» Written request:
In your copy, leave out the pictures and repeat the entries below exactly.

» Records to process:
+++
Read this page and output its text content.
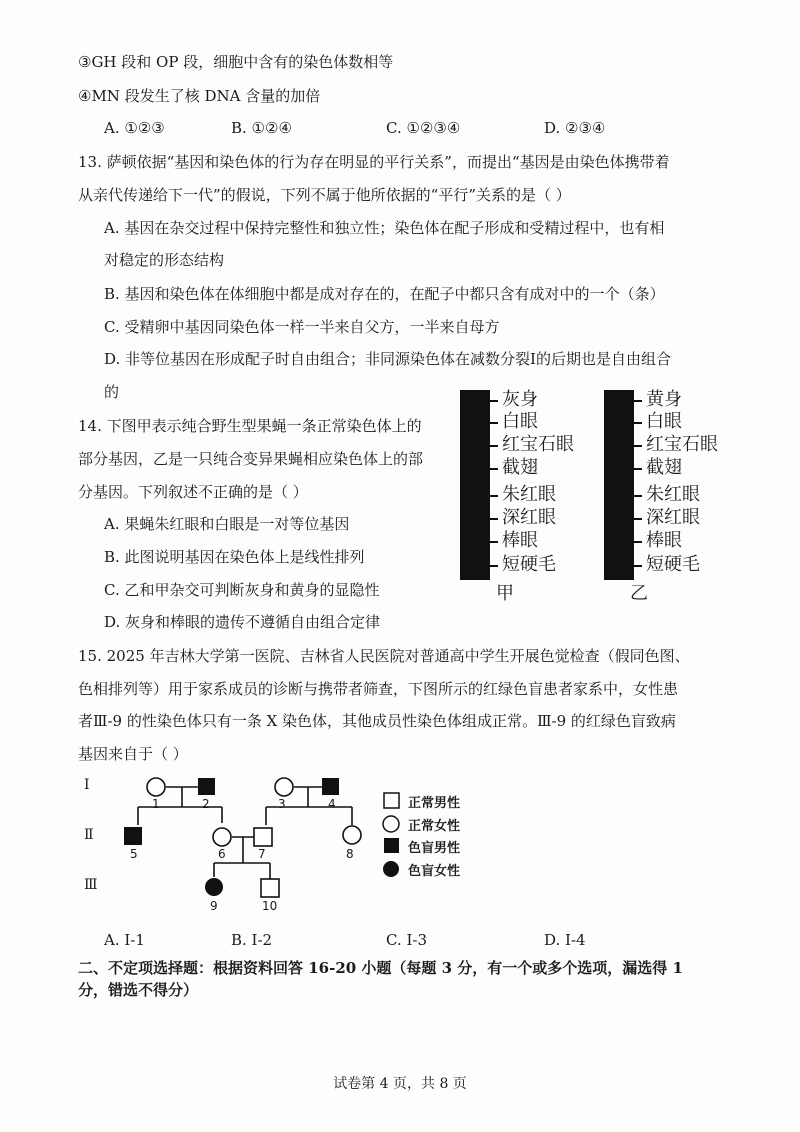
③GH 段和 OP 段，细胞中含有的染色体数相等
④MN 段发生了核 DNA 含量的加倍
A. ①②③	B. ①②④	C. ①②③④	D. ②③④
13. 萨顿依据“基因和染色体的行为存在明显的平行关系”，而提出“基因是由染色体携带着
从亲代传递给下一代”的假说，下列不属于他所依据的“平行”关系的是（ ）
A. 基因在杂交过程中保持完整性和独立性；染色体在配子形成和受精过程中，也有相
对稳定的形态结构
B. 基因和染色体在体细胞中都是成对存在的，在配子中都只含有成对中的一个（条）
C. 受精卵中基因同染色体一样一半来自父方，一半来自母方
D. 非等位基因在形成配子时自由组合；非同源染色体在减数分裂Ⅰ的后期也是自由组合
的
14. 下图甲表示纯合野生型果蝇一条正常染色体上的
部分基因，乙是一只纯合变异果蝇相应染色体上的部
分基因。下列叙述不正确的是（ ）
A. 果蝇朱红眼和白眼是一对等位基因
B. 此图说明基因在染色体上是线性排列
C. 乙和甲杂交可判断灰身和黄身的显隐性
D. 灰身和棒眼的遗传不遵循自由组合定律
灰身
白眼
红宝石眼
截翅
朱红眼
深红眼
棒眼
短硬毛
甲
黄身
白眼
红宝石眼
截翅
朱红眼
深红眼
棒眼
短硬毛
乙
15. 2025 年吉林大学第一医院、吉林省人民医院对普通高中学生开展色觉检查（假同色图、
色相排列等）用于家系成员的诊断与携带者筛查，下图所示的红绿色盲患者家系中，女性患
者Ⅲ-9 的性染色体只有一条 X 染色体，其他成员性染色体组成正常。Ⅲ-9 的红绿色盲致病
基因来自于（ ）
Ⅰ
Ⅱ
Ⅲ
1	2	3	4
5	6	7	8
9	10
正常男性
正常女性
色盲男性
色盲女性
A. Ⅰ-1	B. Ⅰ-2	C. Ⅰ-3	D. Ⅰ-4
二、不定项选择题：根据资料回答 16-20 小题（每题 3 分，有一个或多个选项，漏选得 1
分，错选不得分）
试卷第 4 页，共 8 页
+++
» The result:
Read this page and output its text content.
③GH 段和 OP 段，细胞中含有的染色体数相等
④MN 段发生了核 DNA 含量的加倍
A. ①②③	B. ①②④	C. ①②③④	D. ②③④
13. 萨顿依据“基因和染色体的行为存在明显的平行关系”，而提出“基因是由染色体携带着
从亲代传递给下一代”的假说，下列不属于他所依据的“平行”关系的是（ ）
A. 基因在杂交过程中保持完整性和独立性；染色体在配子形成和受精过程中，也有相
对稳定的形态结构
B. 基因和染色体在体细胞中都是成对存在的，在配子中都只含有成对中的一个（条）
C. 受精卵中基因同染色体一样一半来自父方，一半来自母方
D. 非等位基因在形成配子时自由组合；非同源染色体在减数分裂Ⅰ的后期也是自由组合
的
14. 下图甲表示纯合野生型果蝇一条正常染色体上的
部分基因，乙是一只纯合变异果蝇相应染色体上的部
分基因。下列叙述不正确的是（ ）
A. 果蝇朱红眼和白眼是一对等位基因
B. 此图说明基因在染色体上是线性排列
C. 乙和甲杂交可判断灰身和黄身的显隐性
D. 灰身和棒眼的遗传不遵循自由组合定律
灰身
白眼
红宝石眼
截翅
朱红眼
深红眼
棒眼
短硬毛
甲
黄身
白眼
红宝石眼
截翅
朱红眼
深红眼
棒眼
短硬毛
乙
15. 2025 年吉林大学第一医院、吉林省人民医院对普通高中学生开展色觉检查（假同色图、
色相排列等）用于家系成员的诊断与携带者筛查，下图所示的红绿色盲患者家系中，女性患
者Ⅲ-9 的性染色体只有一条 X 染色体，其他成员性染色体组成正常。Ⅲ-9 的红绿色盲致病
基因来自于（ ）
Ⅰ
Ⅱ
Ⅲ
1	2	3	4
5	6	7	8
9	10
正常男性
正常女性
色盲男性
色盲女性
A. Ⅰ-1	B. Ⅰ-2	C. Ⅰ-3	D. Ⅰ-4
二、不定项选择题：根据资料回答 16-20 小题（每题 3 分，有一个或多个选项，漏选得 1
分，错选不得分）
试卷第 4 页，共 8 页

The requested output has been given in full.